_EXTRAIT CITÉ_:
Le Pianiste est, pour faire simple, un film se déroulant durant le génocide des Juifs pendant la Seconde Guerre Mondiale. Et si l’émotion est déjà palpable pendant tout le déroulement, savoir que Roman Polanski (le réalisateur) est un survivant de ce même génocide, rend le film d’autant plus perçant. Ici, le contexte est crucial, mais est-il primordial ? D’autant plus que la vie de Polanki est teintée de tragédie (en bref : il survit à la Shoah, sa famille se fait tuer, sa femme enceinte de 9 mois est assassinée par Charles Manson [le tueur en série et meneur d’une secte]). Devrions-nous pour autant passer outre ses actions, les mettant sur le compte d’un homme détruit ?Si l’on s’intéresse maintenant aux Gardiens de la Galaxie, on peut vite comprendre que la vie de James Gunn n’a eu aucun impact sur le space opera musical qu’est ce film. Mais peut-on toutefois totalement oublier tout ce qu’a pu faire Gunn dans sa vie pour entrer en immersion totale dans le film ?Je n’ai cessé à travers ces quelques lignes de soulever de plus en plus de questionnements, auxquels on ne peut hélas donner de réponse universelle et définitive. J’aimerais tout autant que vous avoir un avis tranché sur la question, mais faire mes recherches pour cet article m’a fait réaliser que plus je me penchais sur la vie des artistes qui ont fait l’histoire, plus je découvrais des passages qui me troublaient profondément. Qu’ils soient des monstres comme Weinstein, de mauvais blagueurs comme Gunn, des personnes influencées par leurs temps comme Wagner, des hommes détruits et apparemment destructeurs comme Polanski, le jugement de leurs œuvres ne dépend que de nous, et il appartient à chacun de « boycotter » ou non un film, un livre, une chanson… C’est le genre de sentences qui ne peuvent être prononcées qu’au cas par cas, après étude. Leurs actes, s’ils sont avérés, restent évidemment condamnables et ne doivent pas être pardonnées par la qualité de leurs œuvres. Difficile de trancher : quand on voit tout le mal qu’a pu faire Harvey Weinstein à des femmes et à l’industrie cinématographique en général, on peut se dire qu’en tant que producteur, il n’avait peut-être pas tant d’impact sur les films, et que les oublier serait faire du mal à tous les autres artistes ayant mis de leur temps et énergie sur ces projets… ou bien qu’au contraire, en tant que tête pensante de ces projets, il aurait marqué ces films de son empreinte, et qu’il serait donc légitime de les mettre de côté.

_VOS TÂCHES_:
1. D'après l'extrait sur les artistes et leurs œuvres, par qui la femme de Roman Polanski a-t-elle été assassinée ?
2. Rédigez la suite de l'extrait sur le jugement des œuvres d'artistes controversés, à partir de sa dernière phrase.
Le matériel ci-dessous n'a aucun lien avec l'extrait.

_DONNÉES FOURNIES_:
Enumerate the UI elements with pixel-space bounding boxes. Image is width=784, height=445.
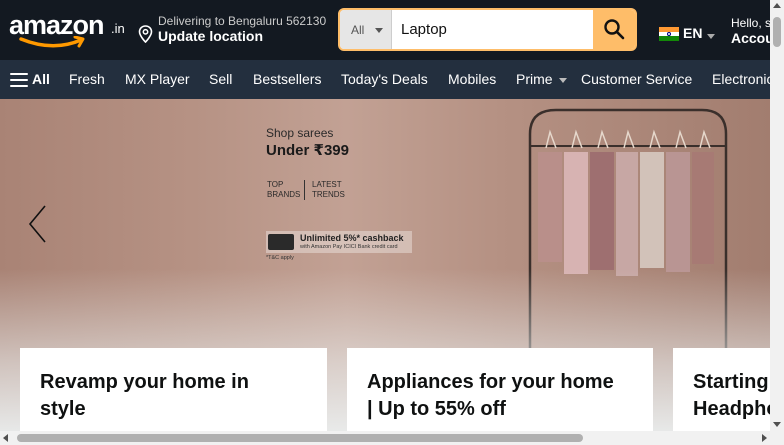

_RÉPONSES_:
1. Par Charles Manson, tueur en série et meneur d'une secte.

2.
Pour ma part, si je devais vraiment proposer une forme de solution, dans une certaine mesure évidemment, je dirais que plus qu’une culture de la contextualisation, il faut commencer par éduquer le spectateur sur ce qu’ils vont « consommer » comme contenu. Comme on peut mettre un « warning » sur les tranches d’âge conseillées pour un programme, on peut également imaginer un petit disclaimer pour les intéressés, qui mettrait dans son contexte la réalisation du film. Toutefois, il ne faut pas se figurer que cela remplacerait la justice, pour ne pas tomber dans le lynchage systématique de personnes, sans avoir l’avis des professionnels. Je tombe très vite dans les suppositions et les recommandations presque fantasques, mais régler un problème aussi abstrait avec des solutions concrètes est
Pour aller plus loin, voici le lien d’une vidéo très intéressante sur le sujet :
Sur ce, à la prochaine !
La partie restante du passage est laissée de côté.